**** BRANO FORNITO ****
5. Nell'annunciazione Gesù viene presentato come Colui nel quale l'antica promessa si compie.
In tal modo la verità sul Cristo-Re viene collocata nella tradizione biblica del "Re messianico" ( del Messia-Re ); in questa forma la si ritrova spesso nei Vangeli che ci parlano della missione di Gesù di Nazaret e ci trasmettono il suo insegnamento.
È significativo in proposito l'atteggiamento dello stesso Gesù, ad esempio quando Bartimeo, il mendicante cieco, per chiedergli aiuto gli grida: "Figlio di Davide, Gesù, abbi pietà di me!" ( Mc 10,47 ).
Gesù, che non si è mai attribuito quel titolo, accetta come rivolte a sé le parole pronunciate da Bartimeo.
Semmai si preoccupa di precisarne la portata.
Rivolto infatti ai farisei, domanda: "Che ne pensate del Messia? Di chi è figlio?
Gli rispose: "Di Davide".
Ed egli a loro: "Come mai allora Davide, sotto ispirazione, lo chiama Signore, dicendo: Ha detto il Signore al mio Signore: Siedi alla mia destra, finché io non abbia posto i tuoi nemici sotto i tuoi piedi?" ( Sal 110,1 ).
Se dunque Davide lo chiama Signore, come può essere suo figlio?" ( Mt 22,42-45 ).
6. Come si vede, Gesù richiama l'attenzione sul modo "limitato" e non sufficiente di intendere il Messia sulla sola base della tradizione di Israele, legata all'eredità regale di Davide.
Tuttavia egli non respinge questa tradizione, ma la compie nel senso pieno che essa conteneva, che già appare nelle parole pronunziate durante l'annunciazione e si manifesterà nella sua Pasqua.
7. Un altro fatto significativo è che, entrando in Gerusalemme alla vigilia della sua passione, Gesù compie, come rilevano gli evangelisti Matteo ( Mt 21,5 ) e Giovanni ( Gv 12,15 ), la profezia di Zaccaria, nella quale trova espressione la tradizione del "Re messianico": "Esulta grandemente, figlia di Sion, giubila, figlia di Gerusalemme; ecco, a te viene il tuo re.
Egli è giusto e vittorioso, umile, cavalca un asino, un puledro figlio d'asina" ( Zc 9,9 ).
"Dite alla figlia di Sion: Ecco, il tuo re viene a te mite, seduto su un'asina, con un puledro figlio di bestia da soma" ( Mt 21,5 ).
Proprio su un'asina cavalca Gesù nel suo ingresso solenne a Gerusalemme, accompagnato dalle grida entusiastiche: "Osanna al figlio di Davide" ( cf. Mt 21,1-10 ).
**** DATI DI ORIGINE ****
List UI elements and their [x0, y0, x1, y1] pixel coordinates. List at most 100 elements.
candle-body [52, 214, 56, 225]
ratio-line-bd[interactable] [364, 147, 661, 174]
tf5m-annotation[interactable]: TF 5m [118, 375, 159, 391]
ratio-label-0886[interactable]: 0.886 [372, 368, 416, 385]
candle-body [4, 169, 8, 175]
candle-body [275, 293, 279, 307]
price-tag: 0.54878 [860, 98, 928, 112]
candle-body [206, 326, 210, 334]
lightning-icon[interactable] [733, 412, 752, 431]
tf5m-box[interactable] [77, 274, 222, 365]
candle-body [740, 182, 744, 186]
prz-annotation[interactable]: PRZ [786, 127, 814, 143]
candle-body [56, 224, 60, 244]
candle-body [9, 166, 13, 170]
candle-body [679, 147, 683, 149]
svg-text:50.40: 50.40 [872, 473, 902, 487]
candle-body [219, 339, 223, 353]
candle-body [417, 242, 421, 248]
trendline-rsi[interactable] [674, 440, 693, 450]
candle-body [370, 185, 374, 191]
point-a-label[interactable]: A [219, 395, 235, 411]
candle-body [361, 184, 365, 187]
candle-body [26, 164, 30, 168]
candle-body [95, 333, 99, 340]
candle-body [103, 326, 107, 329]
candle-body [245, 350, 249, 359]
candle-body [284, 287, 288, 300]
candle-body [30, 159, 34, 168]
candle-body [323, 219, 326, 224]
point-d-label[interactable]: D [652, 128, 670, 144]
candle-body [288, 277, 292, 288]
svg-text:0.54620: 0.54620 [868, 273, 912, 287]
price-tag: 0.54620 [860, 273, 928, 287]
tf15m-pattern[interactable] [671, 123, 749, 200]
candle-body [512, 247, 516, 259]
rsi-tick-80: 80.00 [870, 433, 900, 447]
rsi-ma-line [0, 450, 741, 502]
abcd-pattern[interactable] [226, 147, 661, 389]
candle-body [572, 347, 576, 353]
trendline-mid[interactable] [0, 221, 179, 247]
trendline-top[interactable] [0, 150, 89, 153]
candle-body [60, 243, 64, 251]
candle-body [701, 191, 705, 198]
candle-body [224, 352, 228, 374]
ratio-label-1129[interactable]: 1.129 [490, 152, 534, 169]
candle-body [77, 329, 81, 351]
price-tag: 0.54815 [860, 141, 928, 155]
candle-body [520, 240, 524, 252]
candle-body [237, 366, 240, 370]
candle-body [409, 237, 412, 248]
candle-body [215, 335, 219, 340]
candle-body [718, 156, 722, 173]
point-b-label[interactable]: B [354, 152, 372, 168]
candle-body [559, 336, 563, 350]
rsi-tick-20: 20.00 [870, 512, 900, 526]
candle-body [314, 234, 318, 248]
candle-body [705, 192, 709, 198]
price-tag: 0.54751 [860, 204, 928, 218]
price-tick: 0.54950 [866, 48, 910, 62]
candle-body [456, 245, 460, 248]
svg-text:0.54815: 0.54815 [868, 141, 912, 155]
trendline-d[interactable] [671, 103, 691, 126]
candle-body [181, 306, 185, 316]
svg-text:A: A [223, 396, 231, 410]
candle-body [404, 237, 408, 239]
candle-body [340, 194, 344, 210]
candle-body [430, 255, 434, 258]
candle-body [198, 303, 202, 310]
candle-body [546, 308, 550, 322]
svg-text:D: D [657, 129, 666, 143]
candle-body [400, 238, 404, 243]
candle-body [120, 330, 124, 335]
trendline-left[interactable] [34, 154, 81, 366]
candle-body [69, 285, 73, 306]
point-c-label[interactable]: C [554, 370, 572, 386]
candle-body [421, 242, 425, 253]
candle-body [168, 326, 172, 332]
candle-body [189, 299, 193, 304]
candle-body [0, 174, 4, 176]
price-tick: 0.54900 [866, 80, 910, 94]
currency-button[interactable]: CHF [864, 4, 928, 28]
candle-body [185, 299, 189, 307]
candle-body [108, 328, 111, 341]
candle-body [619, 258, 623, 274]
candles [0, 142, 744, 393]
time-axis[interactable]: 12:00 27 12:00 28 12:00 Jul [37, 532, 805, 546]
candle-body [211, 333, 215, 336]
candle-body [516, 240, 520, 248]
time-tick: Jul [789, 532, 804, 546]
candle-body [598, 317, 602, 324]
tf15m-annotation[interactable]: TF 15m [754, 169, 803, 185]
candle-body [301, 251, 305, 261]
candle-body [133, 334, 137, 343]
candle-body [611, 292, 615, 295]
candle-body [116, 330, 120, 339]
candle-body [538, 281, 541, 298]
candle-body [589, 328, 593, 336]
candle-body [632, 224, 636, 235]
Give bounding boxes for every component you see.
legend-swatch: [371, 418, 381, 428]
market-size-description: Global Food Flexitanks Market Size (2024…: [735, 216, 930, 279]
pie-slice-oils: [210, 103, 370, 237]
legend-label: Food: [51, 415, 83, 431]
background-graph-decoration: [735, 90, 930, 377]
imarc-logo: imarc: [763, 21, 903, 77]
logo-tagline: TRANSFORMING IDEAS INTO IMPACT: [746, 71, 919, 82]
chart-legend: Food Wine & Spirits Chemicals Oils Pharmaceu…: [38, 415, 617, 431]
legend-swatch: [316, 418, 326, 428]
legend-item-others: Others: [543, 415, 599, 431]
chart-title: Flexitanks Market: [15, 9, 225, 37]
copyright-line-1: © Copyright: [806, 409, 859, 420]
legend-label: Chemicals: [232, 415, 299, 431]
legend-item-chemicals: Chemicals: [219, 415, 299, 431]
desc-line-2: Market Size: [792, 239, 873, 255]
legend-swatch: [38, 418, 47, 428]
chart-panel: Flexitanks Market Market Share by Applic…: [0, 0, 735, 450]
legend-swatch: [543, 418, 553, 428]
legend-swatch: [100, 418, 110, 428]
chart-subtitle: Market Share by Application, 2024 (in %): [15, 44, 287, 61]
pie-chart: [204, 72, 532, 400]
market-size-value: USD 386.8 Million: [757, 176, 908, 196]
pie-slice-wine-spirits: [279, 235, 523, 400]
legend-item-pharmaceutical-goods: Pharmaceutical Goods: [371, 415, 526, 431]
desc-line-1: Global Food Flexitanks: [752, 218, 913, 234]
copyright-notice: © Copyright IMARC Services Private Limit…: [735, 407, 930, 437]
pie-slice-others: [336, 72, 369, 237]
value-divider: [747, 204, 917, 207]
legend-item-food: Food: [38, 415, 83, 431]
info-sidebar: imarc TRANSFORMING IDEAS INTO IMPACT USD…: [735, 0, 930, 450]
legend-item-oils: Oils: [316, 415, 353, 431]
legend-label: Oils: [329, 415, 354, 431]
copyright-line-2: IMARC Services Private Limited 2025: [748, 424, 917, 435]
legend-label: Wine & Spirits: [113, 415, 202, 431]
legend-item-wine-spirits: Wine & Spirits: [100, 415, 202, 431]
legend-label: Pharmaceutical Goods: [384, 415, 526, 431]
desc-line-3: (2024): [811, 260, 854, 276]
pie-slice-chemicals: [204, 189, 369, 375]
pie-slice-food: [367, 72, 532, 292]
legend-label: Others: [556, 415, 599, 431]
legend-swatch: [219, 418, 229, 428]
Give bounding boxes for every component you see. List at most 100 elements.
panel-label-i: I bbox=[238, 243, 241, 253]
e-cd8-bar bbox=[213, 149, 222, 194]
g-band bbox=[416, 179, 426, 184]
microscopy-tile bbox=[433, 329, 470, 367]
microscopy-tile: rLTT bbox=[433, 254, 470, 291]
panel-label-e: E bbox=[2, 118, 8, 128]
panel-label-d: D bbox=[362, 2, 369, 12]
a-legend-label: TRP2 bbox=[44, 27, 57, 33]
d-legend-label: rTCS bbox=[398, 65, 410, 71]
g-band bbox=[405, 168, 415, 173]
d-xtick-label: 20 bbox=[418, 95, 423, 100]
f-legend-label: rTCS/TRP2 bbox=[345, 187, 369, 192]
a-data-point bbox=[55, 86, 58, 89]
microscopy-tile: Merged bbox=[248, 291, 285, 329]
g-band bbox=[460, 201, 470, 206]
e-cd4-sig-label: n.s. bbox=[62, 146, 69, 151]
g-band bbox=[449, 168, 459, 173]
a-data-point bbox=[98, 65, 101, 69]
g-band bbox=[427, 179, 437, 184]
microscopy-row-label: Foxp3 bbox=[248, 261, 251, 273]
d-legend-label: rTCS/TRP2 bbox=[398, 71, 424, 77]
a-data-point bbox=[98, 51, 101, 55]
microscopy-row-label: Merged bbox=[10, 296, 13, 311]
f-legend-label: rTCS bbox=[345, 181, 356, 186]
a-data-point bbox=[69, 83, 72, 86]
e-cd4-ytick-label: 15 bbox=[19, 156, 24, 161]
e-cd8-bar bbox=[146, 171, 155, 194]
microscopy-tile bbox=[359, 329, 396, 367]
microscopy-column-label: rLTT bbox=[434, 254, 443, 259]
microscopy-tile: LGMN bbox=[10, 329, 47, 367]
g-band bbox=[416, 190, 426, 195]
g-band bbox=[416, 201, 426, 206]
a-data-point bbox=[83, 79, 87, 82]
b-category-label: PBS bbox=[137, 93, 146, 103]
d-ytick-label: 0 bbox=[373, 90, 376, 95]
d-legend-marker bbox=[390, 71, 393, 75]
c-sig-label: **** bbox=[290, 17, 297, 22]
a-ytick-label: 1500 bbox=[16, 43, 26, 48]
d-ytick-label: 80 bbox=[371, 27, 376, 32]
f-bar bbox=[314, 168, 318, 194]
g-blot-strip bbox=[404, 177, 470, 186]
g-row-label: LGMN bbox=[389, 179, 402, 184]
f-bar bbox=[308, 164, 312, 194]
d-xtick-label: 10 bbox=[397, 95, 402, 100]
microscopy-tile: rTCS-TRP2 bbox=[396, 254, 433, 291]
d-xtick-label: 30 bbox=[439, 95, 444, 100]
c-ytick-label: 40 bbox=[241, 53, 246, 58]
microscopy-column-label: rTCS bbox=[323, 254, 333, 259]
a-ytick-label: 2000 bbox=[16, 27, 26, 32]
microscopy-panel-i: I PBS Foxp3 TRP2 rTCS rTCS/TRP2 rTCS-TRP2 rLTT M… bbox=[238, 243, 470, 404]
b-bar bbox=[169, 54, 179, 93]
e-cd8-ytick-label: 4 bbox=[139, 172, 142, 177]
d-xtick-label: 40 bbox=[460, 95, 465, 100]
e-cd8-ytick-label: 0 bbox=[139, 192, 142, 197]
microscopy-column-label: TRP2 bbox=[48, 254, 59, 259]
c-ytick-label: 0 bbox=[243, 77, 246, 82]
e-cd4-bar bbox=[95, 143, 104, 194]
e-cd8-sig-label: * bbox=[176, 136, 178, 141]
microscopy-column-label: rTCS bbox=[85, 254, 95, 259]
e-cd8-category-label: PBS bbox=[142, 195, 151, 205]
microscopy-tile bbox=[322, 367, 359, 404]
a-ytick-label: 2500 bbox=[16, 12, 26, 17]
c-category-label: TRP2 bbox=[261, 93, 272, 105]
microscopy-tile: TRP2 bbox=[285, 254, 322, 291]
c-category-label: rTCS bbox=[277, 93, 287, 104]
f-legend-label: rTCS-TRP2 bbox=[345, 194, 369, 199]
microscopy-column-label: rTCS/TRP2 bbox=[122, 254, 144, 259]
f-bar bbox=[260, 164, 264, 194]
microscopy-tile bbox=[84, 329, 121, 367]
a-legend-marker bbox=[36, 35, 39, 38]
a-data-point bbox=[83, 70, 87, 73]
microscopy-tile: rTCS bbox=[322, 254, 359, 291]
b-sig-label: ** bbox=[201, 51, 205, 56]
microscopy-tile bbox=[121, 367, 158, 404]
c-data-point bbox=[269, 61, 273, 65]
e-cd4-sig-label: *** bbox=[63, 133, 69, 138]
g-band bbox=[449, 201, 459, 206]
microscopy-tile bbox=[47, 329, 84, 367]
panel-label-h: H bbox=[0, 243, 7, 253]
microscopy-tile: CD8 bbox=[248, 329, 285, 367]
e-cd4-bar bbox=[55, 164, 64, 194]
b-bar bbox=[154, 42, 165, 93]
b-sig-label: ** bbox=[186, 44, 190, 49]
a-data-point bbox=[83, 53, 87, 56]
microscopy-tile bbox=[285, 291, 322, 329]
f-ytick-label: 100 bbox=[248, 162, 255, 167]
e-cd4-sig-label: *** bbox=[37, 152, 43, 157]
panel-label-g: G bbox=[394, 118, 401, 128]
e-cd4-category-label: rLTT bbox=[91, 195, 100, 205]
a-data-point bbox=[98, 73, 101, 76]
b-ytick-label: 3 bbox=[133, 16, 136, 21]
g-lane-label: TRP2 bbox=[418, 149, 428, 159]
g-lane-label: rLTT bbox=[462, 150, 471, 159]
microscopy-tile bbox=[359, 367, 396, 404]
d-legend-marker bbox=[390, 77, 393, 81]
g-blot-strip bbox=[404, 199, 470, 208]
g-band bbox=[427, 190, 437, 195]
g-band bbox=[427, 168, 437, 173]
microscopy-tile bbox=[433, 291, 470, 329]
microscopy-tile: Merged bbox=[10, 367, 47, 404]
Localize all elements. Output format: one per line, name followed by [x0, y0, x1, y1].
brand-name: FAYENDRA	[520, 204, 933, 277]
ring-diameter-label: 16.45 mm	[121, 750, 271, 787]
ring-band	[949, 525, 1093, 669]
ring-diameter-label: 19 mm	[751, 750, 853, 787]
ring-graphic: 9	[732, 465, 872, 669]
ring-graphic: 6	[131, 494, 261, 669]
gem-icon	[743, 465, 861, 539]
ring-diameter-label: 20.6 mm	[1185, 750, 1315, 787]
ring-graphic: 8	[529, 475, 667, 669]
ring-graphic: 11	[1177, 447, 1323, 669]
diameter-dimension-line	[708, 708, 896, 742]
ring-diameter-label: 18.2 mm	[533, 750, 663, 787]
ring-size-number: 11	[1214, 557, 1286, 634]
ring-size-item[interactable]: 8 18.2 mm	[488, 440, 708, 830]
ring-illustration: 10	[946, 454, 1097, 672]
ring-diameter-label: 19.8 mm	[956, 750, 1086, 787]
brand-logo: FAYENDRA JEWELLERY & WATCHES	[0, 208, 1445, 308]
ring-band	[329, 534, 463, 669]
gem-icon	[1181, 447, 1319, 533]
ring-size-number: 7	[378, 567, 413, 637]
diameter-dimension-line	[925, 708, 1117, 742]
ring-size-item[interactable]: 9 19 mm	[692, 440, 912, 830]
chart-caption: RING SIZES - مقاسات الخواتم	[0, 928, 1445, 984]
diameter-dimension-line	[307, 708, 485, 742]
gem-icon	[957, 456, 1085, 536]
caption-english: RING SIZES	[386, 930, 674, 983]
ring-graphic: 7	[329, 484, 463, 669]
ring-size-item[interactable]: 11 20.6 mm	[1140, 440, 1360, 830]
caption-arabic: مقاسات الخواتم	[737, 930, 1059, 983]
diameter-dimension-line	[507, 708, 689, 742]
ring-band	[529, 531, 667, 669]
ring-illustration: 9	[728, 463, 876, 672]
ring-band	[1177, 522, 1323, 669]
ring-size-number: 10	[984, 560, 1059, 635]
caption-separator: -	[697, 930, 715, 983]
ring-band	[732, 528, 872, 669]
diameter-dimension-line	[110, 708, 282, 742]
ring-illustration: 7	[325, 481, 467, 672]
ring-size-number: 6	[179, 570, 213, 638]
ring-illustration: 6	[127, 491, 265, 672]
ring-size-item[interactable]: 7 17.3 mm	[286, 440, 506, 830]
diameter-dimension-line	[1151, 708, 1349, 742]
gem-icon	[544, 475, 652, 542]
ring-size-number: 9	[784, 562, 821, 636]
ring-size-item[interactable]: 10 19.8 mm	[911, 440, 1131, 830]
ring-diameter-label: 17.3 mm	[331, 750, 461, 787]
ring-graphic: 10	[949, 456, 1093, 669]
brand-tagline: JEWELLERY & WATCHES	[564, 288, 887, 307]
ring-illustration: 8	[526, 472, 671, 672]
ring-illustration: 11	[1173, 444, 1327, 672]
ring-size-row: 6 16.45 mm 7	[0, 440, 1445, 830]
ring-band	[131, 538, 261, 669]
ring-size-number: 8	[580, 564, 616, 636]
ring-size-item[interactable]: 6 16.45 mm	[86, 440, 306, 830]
****
LAVORO DA SVOLGERE —
1. Filtra le voci e riporta, per favore, ogni riga che contiene la parola "Share", tenendo conto di maiuscole e minuscole.
2. Prosegui il brano su Gesù come Re messianico a partire dall'ultima frase riportata.
Il brano e le voci non hanno alcun legame tra loro.

RACCOLTA DELLE RISPOSTE —
1.
chart-panel: Flexitanks Market Market Share by Applic…: [0, 0, 735, 450]
chart-subtitle: Market Share by Application, 2024 (in %): [15, 44, 287, 61]

2.
Nonostante l'indignazione dei farisei, Gesù accetta l'acclamazione messianica dei "piccoli" ( cf. Mt 21,16; Lc 19,40 ), ben sapendo che ogni equivoco sul titolo di Messia sarebbe stato dissipato dalla sua glorificazione attraverso la passione.
8. La comprensione della regalità come un potere terreno entrerà in crisi.
La tradizione non ne uscirà annullata, ma chiarificata.
Nei giorni seguenti l'entrata di Gesù in Gerusalemme si vedrà come devono essere intese le parole dell'angelo nell'annunciazione: "Il Signore Dio gli darà il trono di Davide suo padre … regnerà per sempre sulla casa di Giacobbe e il suo regno non avrà fine".
Gesù stesso spiegherà in che cosa consiste la propria regalità, e quindi la verità messianica, e come bisogna comprenderla.
9. Il momento decisivo di questa chiarificazione si ha nel colloquio di Gesù con Pilato, riportato nel Vangelo di Giovanni.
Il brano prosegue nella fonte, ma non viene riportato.